● **STATED PROBLEM**
Output the data below in full, character for character.

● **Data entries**

# # #

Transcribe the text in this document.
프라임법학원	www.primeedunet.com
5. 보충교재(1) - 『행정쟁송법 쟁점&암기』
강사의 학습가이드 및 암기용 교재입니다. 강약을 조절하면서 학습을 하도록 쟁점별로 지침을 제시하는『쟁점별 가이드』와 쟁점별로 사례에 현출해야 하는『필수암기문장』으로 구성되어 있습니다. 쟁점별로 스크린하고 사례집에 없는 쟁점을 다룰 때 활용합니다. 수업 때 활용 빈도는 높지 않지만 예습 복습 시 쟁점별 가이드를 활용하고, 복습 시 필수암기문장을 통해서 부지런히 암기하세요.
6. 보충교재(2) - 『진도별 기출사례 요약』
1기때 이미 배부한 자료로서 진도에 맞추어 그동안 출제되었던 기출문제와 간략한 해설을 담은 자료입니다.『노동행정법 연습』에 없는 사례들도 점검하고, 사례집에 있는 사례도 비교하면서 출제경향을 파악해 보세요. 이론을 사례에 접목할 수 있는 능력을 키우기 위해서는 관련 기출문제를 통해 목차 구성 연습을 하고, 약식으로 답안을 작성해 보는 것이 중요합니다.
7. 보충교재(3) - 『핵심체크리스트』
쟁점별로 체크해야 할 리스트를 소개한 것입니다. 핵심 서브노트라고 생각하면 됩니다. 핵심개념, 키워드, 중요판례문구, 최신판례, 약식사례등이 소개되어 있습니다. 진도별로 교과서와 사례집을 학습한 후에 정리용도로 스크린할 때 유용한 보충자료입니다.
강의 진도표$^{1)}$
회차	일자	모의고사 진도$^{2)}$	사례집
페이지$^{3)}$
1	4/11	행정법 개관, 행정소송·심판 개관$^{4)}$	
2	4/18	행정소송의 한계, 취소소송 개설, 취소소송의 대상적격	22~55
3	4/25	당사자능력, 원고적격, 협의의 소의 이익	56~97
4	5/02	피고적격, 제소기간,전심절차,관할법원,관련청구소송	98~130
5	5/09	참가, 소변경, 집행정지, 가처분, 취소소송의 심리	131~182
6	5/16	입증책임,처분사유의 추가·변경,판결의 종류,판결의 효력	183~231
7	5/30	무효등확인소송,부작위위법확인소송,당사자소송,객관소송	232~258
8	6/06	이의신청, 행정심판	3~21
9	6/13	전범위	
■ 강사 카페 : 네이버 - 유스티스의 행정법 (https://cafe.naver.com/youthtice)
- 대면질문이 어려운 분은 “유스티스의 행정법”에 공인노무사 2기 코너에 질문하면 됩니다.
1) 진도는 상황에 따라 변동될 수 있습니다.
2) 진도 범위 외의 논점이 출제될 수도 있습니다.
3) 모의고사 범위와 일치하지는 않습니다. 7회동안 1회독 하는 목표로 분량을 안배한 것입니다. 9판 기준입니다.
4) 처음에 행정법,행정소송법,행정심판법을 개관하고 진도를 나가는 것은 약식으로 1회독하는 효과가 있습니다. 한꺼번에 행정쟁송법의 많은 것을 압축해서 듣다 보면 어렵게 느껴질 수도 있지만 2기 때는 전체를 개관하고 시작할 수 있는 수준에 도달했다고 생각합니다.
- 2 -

# # #

● **RESPONSE FOR THIS EXERCISE**
Transcribe the text in this document.
프라임법학원	www.primeedunet.com
5. 보충교재(1) - 『행정쟁송법 쟁점&암기』
강사의 학습가이드 및 암기용 교재입니다. 강약을 조절하면서 학습을 하도록 쟁점별로 지침을 제시하는『쟁점별 가이드』와 쟁점별로 사례에 현출해야 하는『필수암기문장』으로 구성되어 있습니다. 쟁점별로 스크린하고 사례집에 없는 쟁점을 다룰 때 활용합니다. 수업 때 활용 빈도는 높지 않지만 예습 복습 시 쟁점별 가이드를 활용하고, 복습 시 필수암기문장을 통해서 부지런히 암기하세요.
6. 보충교재(2) - 『진도별 기출사례 요약』
1기때 이미 배부한 자료로서 진도에 맞추어 그동안 출제되었던 기출문제와 간략한 해설을 담은 자료입니다.『노동행정법 연습』에 없는 사례들도 점검하고, 사례집에 있는 사례도 비교하면서 출제경향을 파악해 보세요. 이론을 사례에 접목할 수 있는 능력을 키우기 위해서는 관련 기출문제를 통해 목차 구성 연습을 하고, 약식으로 답안을 작성해 보는 것이 중요합니다.
7. 보충교재(3) - 『핵심체크리스트』
쟁점별로 체크해야 할 리스트를 소개한 것입니다. 핵심 서브노트라고 생각하면 됩니다. 핵심개념, 키워드, 중요판례문구, 최신판례, 약식사례등이 소개되어 있습니다. 진도별로 교과서와 사례집을 학습한 후에 정리용도로 스크린할 때 유용한 보충자료입니다.
강의 진도표$^{1)}$
회차	일자	모의고사 진도$^{2)}$	사례집
페이지$^{3)}$
1	4/11	행정법 개관, 행정소송·심판 개관$^{4)}$	
2	4/18	행정소송의 한계, 취소소송 개설, 취소소송의 대상적격	22~55
3	4/25	당사자능력, 원고적격, 협의의 소의 이익	56~97
4	5/02	피고적격, 제소기간,전심절차,관할법원,관련청구소송	98~130
5	5/09	참가, 소변경, 집행정지, 가처분, 취소소송의 심리	131~182
6	5/16	입증책임,처분사유의 추가·변경,판결의 종류,판결의 효력	183~231
7	5/30	무효등확인소송,부작위위법확인소송,당사자소송,객관소송	232~258
8	6/06	이의신청, 행정심판	3~21
9	6/13	전범위	
■ 강사 카페 : 네이버 - 유스티스의 행정법 (https://cafe.naver.com/youthtice)
- 대면질문이 어려운 분은 “유스티스의 행정법”에 공인노무사 2기 코너에 질문하면 됩니다.
1) 진도는 상황에 따라 변동될 수 있습니다.
2) 진도 범위 외의 논점이 출제될 수도 있습니다.
3) 모의고사 범위와 일치하지는 않습니다. 7회동안 1회독 하는 목표로 분량을 안배한 것입니다. 9판 기준입니다.
4) 처음에 행정법,행정소송법,행정심판법을 개관하고 진도를 나가는 것은 약식으로 1회독하는 효과가 있습니다. 한꺼번에 행정쟁송법의 많은 것을 압축해서 듣다 보면 어렵게 느껴질 수도 있지만 2기 때는 전체를 개관하고 시작할 수 있는 수준에 도달했다고 생각합니다.
- 2 -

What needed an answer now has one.